# Objective:
Print the entries below word for word; the pictures stay out of your copy.

··· Supplied records ···

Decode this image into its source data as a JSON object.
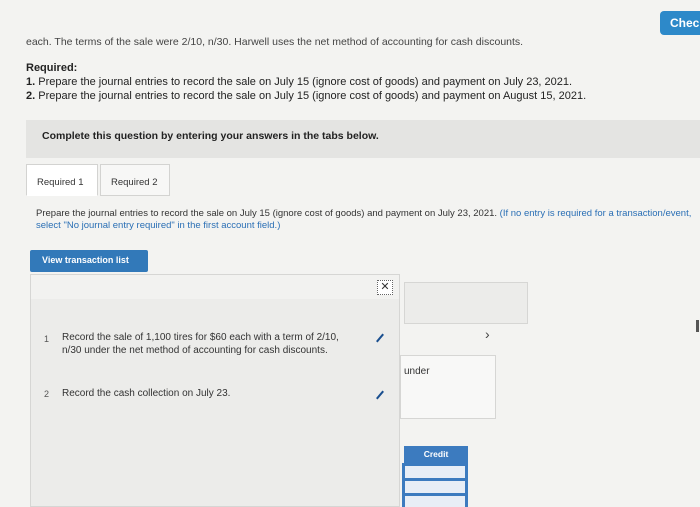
{
  "header": {
    "check_label": "Check"
  },
  "intro_text": "each. The terms of the sale were 2/10, n/30. Harwell uses the net method of accounting for cash discounts.",
  "required": {
    "heading": "Required:",
    "items": [
      {
        "num": "1.",
        "text": "Prepare the journal entries to record the sale on July 15 (ignore cost of goods) and payment on July 23, 2021."
      },
      {
        "num": "2.",
        "text": "Prepare the journal entries to record the sale on July 15 (ignore cost of goods) and payment on August 15, 2021."
      }
    ]
  },
  "tabs_banner": "Complete this question by entering your answers in the tabs below.",
  "tabs": [
    {
      "label": "Required 1",
      "active": true
    },
    {
      "label": "Required 2",
      "active": false
    }
  ],
  "instructions": {
    "main": "Prepare the journal entries to record the sale on July 15 (ignore cost of goods) and payment on July 23, 2021.",
    "note": "(If no entry is required for a transaction/event, select \"No journal entry required\" in the first account field.)"
  },
  "view_transaction_label": "View transaction list",
  "close_glyph": "✕",
  "transactions": [
    {
      "num": "1",
      "text": "Record the sale of 1,100 tires for $60 each with a term of 2/10, n/30 under the net method of accounting for cash discounts."
    },
    {
      "num": "2",
      "text": "Record the cash collection on July 23."
    }
  ],
  "chevron_glyph": "›",
  "under_text": "under",
  "credit_label": "Credit",
  "colors": {
    "accent": "#2d89c9",
    "tab_button": "#3279b9"
  }
}
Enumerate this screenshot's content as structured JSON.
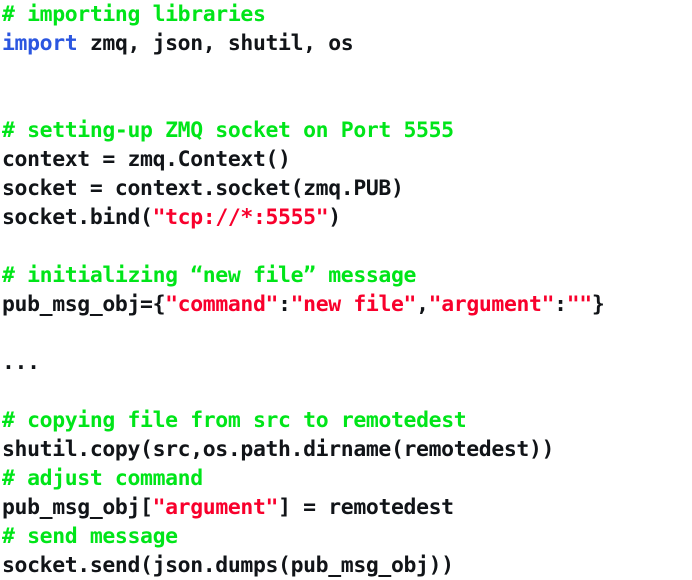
{
  "document": {
    "type": "source-code-listing",
    "language": "python",
    "background_color": "#ffffff",
    "colors": {
      "comment": "#00e519",
      "keyword": "#2b56e0",
      "string": "#f8002c",
      "plain": "#111418"
    }
  },
  "code": {
    "lines": [
      {
        "id": "line-1",
        "text": "# importing libraries",
        "tokens": [
          {
            "t": "# importing libraries",
            "k": "comment"
          }
        ]
      },
      {
        "id": "line-2",
        "text": "import zmq, json, shutil, os",
        "tokens": [
          {
            "t": "import",
            "k": "keyword"
          },
          {
            "t": " zmq, json, shutil, os",
            "k": "plain"
          }
        ]
      },
      {
        "id": "line-3",
        "text": "",
        "tokens": []
      },
      {
        "id": "line-4",
        "text": "",
        "tokens": []
      },
      {
        "id": "line-5",
        "text": "# setting-up ZMQ socket on Port 5555",
        "tokens": [
          {
            "t": "# setting-up ZMQ socket on Port 5555",
            "k": "comment"
          }
        ]
      },
      {
        "id": "line-6",
        "text": "context = zmq.Context()",
        "tokens": [
          {
            "t": "context = zmq.Context()",
            "k": "plain"
          }
        ]
      },
      {
        "id": "line-7",
        "text": "socket = context.socket(zmq.PUB)",
        "tokens": [
          {
            "t": "socket = context.socket(zmq.PUB)",
            "k": "plain"
          }
        ]
      },
      {
        "id": "line-8",
        "text": "socket.bind(\"tcp://*:5555\")",
        "tokens": [
          {
            "t": "socket.bind(",
            "k": "plain"
          },
          {
            "t": "\"tcp://*:5555\"",
            "k": "string"
          },
          {
            "t": ")",
            "k": "plain"
          }
        ]
      },
      {
        "id": "line-9",
        "text": "",
        "tokens": []
      },
      {
        "id": "line-10",
        "text": "# initializing “new file” message",
        "tokens": [
          {
            "t": "# initializing “new file” message",
            "k": "comment"
          }
        ]
      },
      {
        "id": "line-11",
        "text": "pub_msg_obj={\"command\":\"new file\",\"argument\":\"\"}",
        "tokens": [
          {
            "t": "pub_msg_obj={",
            "k": "plain"
          },
          {
            "t": "\"command\"",
            "k": "string"
          },
          {
            "t": ":",
            "k": "plain"
          },
          {
            "t": "\"new file\"",
            "k": "string"
          },
          {
            "t": ",",
            "k": "plain"
          },
          {
            "t": "\"argument\"",
            "k": "string"
          },
          {
            "t": ":",
            "k": "plain"
          },
          {
            "t": "\"\"",
            "k": "string"
          },
          {
            "t": "}",
            "k": "plain"
          }
        ]
      },
      {
        "id": "line-12",
        "text": "",
        "tokens": []
      },
      {
        "id": "line-13",
        "text": "...",
        "tokens": [
          {
            "t": "...",
            "k": "plain"
          }
        ]
      },
      {
        "id": "line-14",
        "text": "",
        "tokens": []
      },
      {
        "id": "line-15",
        "text": "# copying file from src to remotedest",
        "tokens": [
          {
            "t": "# copying file from ",
            "k": "comment"
          },
          {
            "t": "src",
            "k": "comment-strong"
          },
          {
            "t": " to ",
            "k": "comment"
          },
          {
            "t": "remotedest",
            "k": "comment-strong"
          }
        ]
      },
      {
        "id": "line-16",
        "text": "shutil.copy(src,os.path.dirname(remotedest))",
        "tokens": [
          {
            "t": "shutil.copy(src,os.path.dirname(remotedest))",
            "k": "plain"
          }
        ]
      },
      {
        "id": "line-17",
        "text": "# adjust command",
        "tokens": [
          {
            "t": "# adjust command",
            "k": "comment"
          }
        ]
      },
      {
        "id": "line-18",
        "text": "pub_msg_obj[\"argument\"] = remotedest",
        "tokens": [
          {
            "t": "pub_msg_obj[",
            "k": "plain"
          },
          {
            "t": "\"argument\"",
            "k": "string"
          },
          {
            "t": "] = remotedest",
            "k": "plain"
          }
        ]
      },
      {
        "id": "line-19",
        "text": "# send message",
        "tokens": [
          {
            "t": "# send message",
            "k": "comment"
          }
        ]
      },
      {
        "id": "line-20",
        "text": "socket.send(json.dumps(pub_msg_obj))",
        "tokens": [
          {
            "t": "socket.send(json.dumps(pub_msg_obj))",
            "k": "plain"
          }
        ]
      }
    ]
  }
}
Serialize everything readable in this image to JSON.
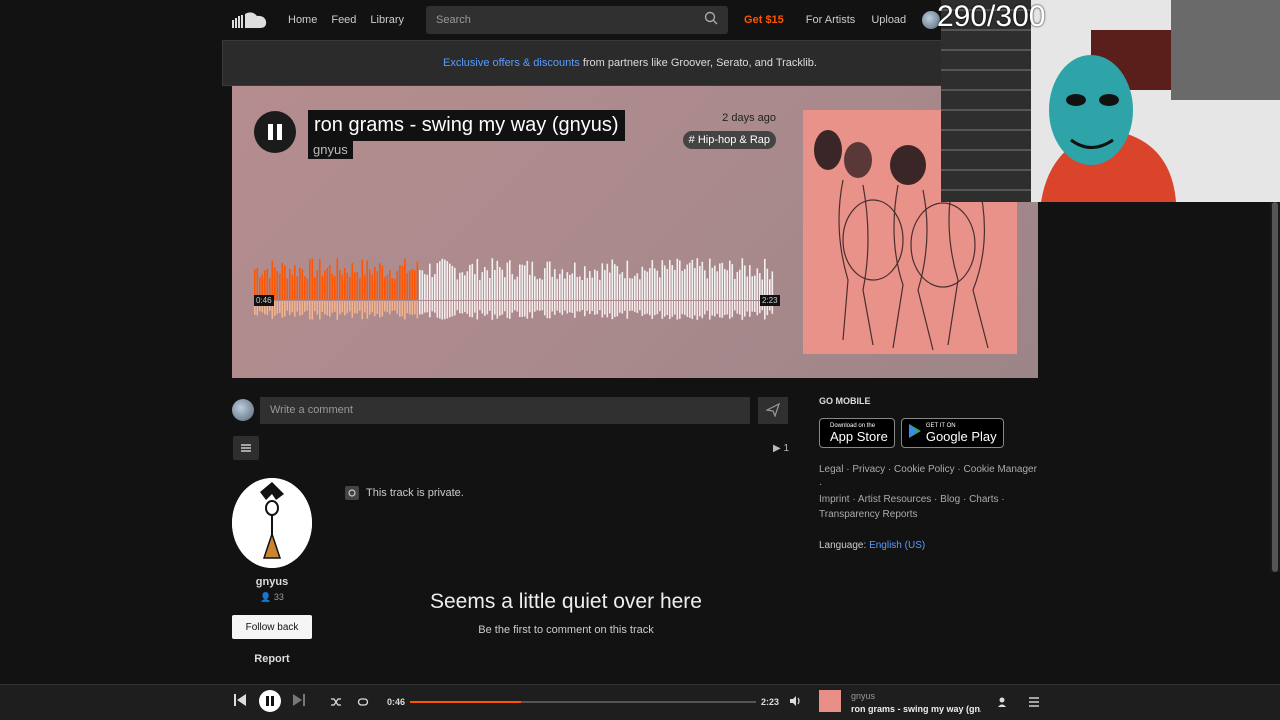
{
  "nav": {
    "home": "Home",
    "feed": "Feed",
    "library": "Library",
    "search_placeholder": "Search",
    "get15": "Get $15",
    "for_artists": "For Artists",
    "upload": "Upload"
  },
  "banner": {
    "link": "Exclusive offers & discounts",
    "text": " from partners like Groover, Serato, and Tracklib."
  },
  "track": {
    "title": "ron grams - swing my way (gnyus)",
    "artist": "gnyus",
    "posted": "2 days ago",
    "tag": "# Hip-hop & Rap",
    "elapsed": "0:46",
    "duration": "2:23",
    "progress": 0.32
  },
  "overlay": {
    "counter": "290/300"
  },
  "comments": {
    "placeholder": "Write a comment",
    "plays": "1",
    "private_note": "This track is private.",
    "empty_title": "Seems a little quiet over here",
    "empty_sub": "Be the first to comment on this track"
  },
  "uploader": {
    "name": "gnyus",
    "followers": "33",
    "follow_label": "Follow back",
    "report_label": "Report"
  },
  "sidebar": {
    "go_mobile": "GO MOBILE",
    "app_store_small": "Download on the",
    "app_store_big": "App Store",
    "google_small": "GET IT ON",
    "google_big": "Google Play",
    "links": [
      "Legal",
      "Privacy",
      "Cookie Policy",
      "Cookie Manager",
      "Imprint",
      "Artist Resources",
      "Blog",
      "Charts",
      "Transparency Reports"
    ],
    "language_label": "Language:",
    "language_value": "English (US)"
  },
  "player": {
    "elapsed": "0:46",
    "duration": "2:23",
    "artist": "gnyus",
    "title": "ron grams - swing my way (gn...",
    "progress": 0.32
  },
  "colors": {
    "accent": "#ff5500",
    "link": "#5a9cff"
  }
}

···

# Solution to this exercise:
Decode this image into its source data as a JSON object.
{
  "header": {
    "check_label": "Check"
  },
  "intro_text": "each. The terms of the sale were 2/10, n/30. Harwell uses the net method of accounting for cash discounts.",
  "required": {
    "heading": "Required:",
    "items": [
      {
        "num": "1.",
        "text": "Prepare the journal entries to record the sale on July 15 (ignore cost of goods) and payment on July 23, 2021."
      },
      {
        "num": "2.",
        "text": "Prepare the journal entries to record the sale on July 15 (ignore cost of goods) and payment on August 15, 2021."
      }
    ]
  },
  "tabs_banner": "Complete this question by entering your answers in the tabs below.",
  "tabs": [
    {
      "label": "Required 1",
      "active": true
    },
    {
      "label": "Required 2",
      "active": false
    }
  ],
  "instructions": {
    "main": "Prepare the journal entries to record the sale on July 15 (ignore cost of goods) and payment on July 23, 2021.",
    "note": "(If no entry is required for a transaction/event, select \"No journal entry required\" in the first account field.)"
  },
  "view_transaction_label": "View transaction list",
  "close_glyph": "✕",
  "transactions": [
    {
      "num": "1",
      "text": "Record the sale of 1,100 tires for $60 each with a term of 2/10, n/30 under the net method of accounting for cash discounts."
    },
    {
      "num": "2",
      "text": "Record the cash collection on July 23."
    }
  ],
  "chevron_glyph": "›",
  "under_text": "under",
  "credit_label": "Credit",
  "colors": {
    "accent": "#2d89c9",
    "tab_button": "#3279b9"
  }
}
Enumerate this screenshot's content as structured JSON.
{
  "document": {
    "type": "source-code-listing",
    "language": "python",
    "background_color": "#ffffff",
    "colors": {
      "comment": "#00e519",
      "keyword": "#2b56e0",
      "string": "#f8002c",
      "plain": "#111418"
    }
  },
  "code": {
    "lines": [
      {
        "id": "line-1",
        "text": "# importing libraries",
        "tokens": [
          {
            "t": "# importing libraries",
            "k": "comment"
          }
        ]
      },
      {
        "id": "line-2",
        "text": "import zmq, json, shutil, os",
        "tokens": [
          {
            "t": "import",
            "k": "keyword"
          },
          {
            "t": " zmq, json, shutil, os",
            "k": "plain"
          }
        ]
      },
      {
        "id": "line-3",
        "text": "",
        "tokens": []
      },
      {
        "id": "line-4",
        "text": "",
        "tokens": []
      },
      {
        "id": "line-5",
        "text": "# setting-up ZMQ socket on Port 5555",
        "tokens": [
          {
            "t": "# setting-up ZMQ socket on Port 5555",
            "k": "comment"
          }
        ]
      },
      {
        "id": "line-6",
        "text": "context = zmq.Context()",
        "tokens": [
          {
            "t": "context = zmq.Context()",
            "k": "plain"
          }
        ]
      },
      {
        "id": "line-7",
        "text": "socket = context.socket(zmq.PUB)",
        "tokens": [
          {
            "t": "socket = context.socket(zmq.PUB)",
            "k": "plain"
          }
        ]
      },
      {
        "id": "line-8",
        "text": "socket.bind(\"tcp://*:5555\")",
        "tokens": [
          {
            "t": "socket.bind(",
            "k": "plain"
          },
          {
            "t": "\"tcp://*:5555\"",
            "k": "string"
          },
          {
            "t": ")",
            "k": "plain"
          }
        ]
      },
      {
        "id": "line-9",
        "text": "",
        "tokens": []
      },
      {
        "id": "line-10",
        "text": "# initializing “new file” message",
        "tokens": [
          {
            "t": "# initializing “new file” message",
            "k": "comment"
          }
        ]
      },
      {
        "id": "line-11",
        "text": "pub_msg_obj={\"command\":\"new file\",\"argument\":\"\"}",
        "tokens": [
          {
            "t": "pub_msg_obj={",
            "k": "plain"
          },
          {
            "t": "\"command\"",
            "k": "string"
          },
          {
            "t": ":",
            "k": "plain"
          },
          {
            "t": "\"new file\"",
            "k": "string"
          },
          {
            "t": ",",
            "k": "plain"
          },
          {
            "t": "\"argument\"",
            "k": "string"
          },
          {
            "t": ":",
            "k": "plain"
          },
          {
            "t": "\"\"",
            "k": "string"
          },
          {
            "t": "}",
            "k": "plain"
          }
        ]
      },
      {
        "id": "line-12",
        "text": "",
        "tokens": []
      },
      {
        "id": "line-13",
        "text": "...",
        "tokens": [
          {
            "t": "...",
            "k": "plain"
          }
        ]
      },
      {
        "id": "line-14",
        "text": "",
        "tokens": []
      },
      {
        "id": "line-15",
        "text": "# copying file from src to remotedest",
        "tokens": [
          {
            "t": "# copying file from ",
            "k": "comment"
          },
          {
            "t": "src",
            "k": "comment-strong"
          },
          {
            "t": " to ",
            "k": "comment"
          },
          {
            "t": "remotedest",
            "k": "comment-strong"
          }
        ]
      },
      {
        "id": "line-16",
        "text": "shutil.copy(src,os.path.dirname(remotedest))",
        "tokens": [
          {
            "t": "shutil.copy(src,os.path.dirname(remotedest))",
            "k": "plain"
          }
        ]
      },
      {
        "id": "line-17",
        "text": "# adjust command",
        "tokens": [
          {
            "t": "# adjust command",
            "k": "comment"
          }
        ]
      },
      {
        "id": "line-18",
        "text": "pub_msg_obj[\"argument\"] = remotedest",
        "tokens": [
          {
            "t": "pub_msg_obj[",
            "k": "plain"
          },
          {
            "t": "\"argument\"",
            "k": "string"
          },
          {
            "t": "] = remotedest",
            "k": "plain"
          }
        ]
      },
      {
        "id": "line-19",
        "text": "# send message",
        "tokens": [
          {
            "t": "# send message",
            "k": "comment"
          }
        ]
      },
      {
        "id": "line-20",
        "text": "socket.send(json.dumps(pub_msg_obj))",
        "tokens": [
          {
            "t": "socket.send(json.dumps(pub_msg_obj))",
            "k": "plain"
          }
        ]
      }
    ]
  }
}
Serialize everything readable in this image to JSON.
{
  "nav": {
    "home": "Home",
    "feed": "Feed",
    "library": "Library",
    "search_placeholder": "Search",
    "get15": "Get $15",
    "for_artists": "For Artists",
    "upload": "Upload"
  },
  "banner": {
    "link": "Exclusive offers & discounts",
    "text": " from partners like Groover, Serato, and Tracklib."
  },
  "track": {
    "title": "ron grams - swing my way (gnyus)",
    "artist": "gnyus",
    "posted": "2 days ago",
    "tag": "# Hip-hop & Rap",
    "elapsed": "0:46",
    "duration": "2:23",
    "progress": 0.32
  },
  "overlay": {
    "counter": "290/300"
  },
  "comments": {
    "placeholder": "Write a comment",
    "plays": "1",
    "private_note": "This track is private.",
    "empty_title": "Seems a little quiet over here",
    "empty_sub": "Be the first to comment on this track"
  },
  "uploader": {
    "name": "gnyus",
    "followers": "33",
    "follow_label": "Follow back",
    "report_label": "Report"
  },
  "sidebar": {
    "go_mobile": "GO MOBILE",
    "app_store_small": "Download on the",
    "app_store_big": "App Store",
    "google_small": "GET IT ON",
    "google_big": "Google Play",
    "links": [
      "Legal",
      "Privacy",
      "Cookie Policy",
      "Cookie Manager",
      "Imprint",
      "Artist Resources",
      "Blog",
      "Charts",
      "Transparency Reports"
    ],
    "language_label": "Language:",
    "language_value": "English (US)"
  },
  "player": {
    "elapsed": "0:46",
    "duration": "2:23",
    "artist": "gnyus",
    "title": "ron grams - swing my way (gn...",
    "progress": 0.32
  },
  "colors": {
    "accent": "#ff5500",
    "link": "#5a9cff"
  }
}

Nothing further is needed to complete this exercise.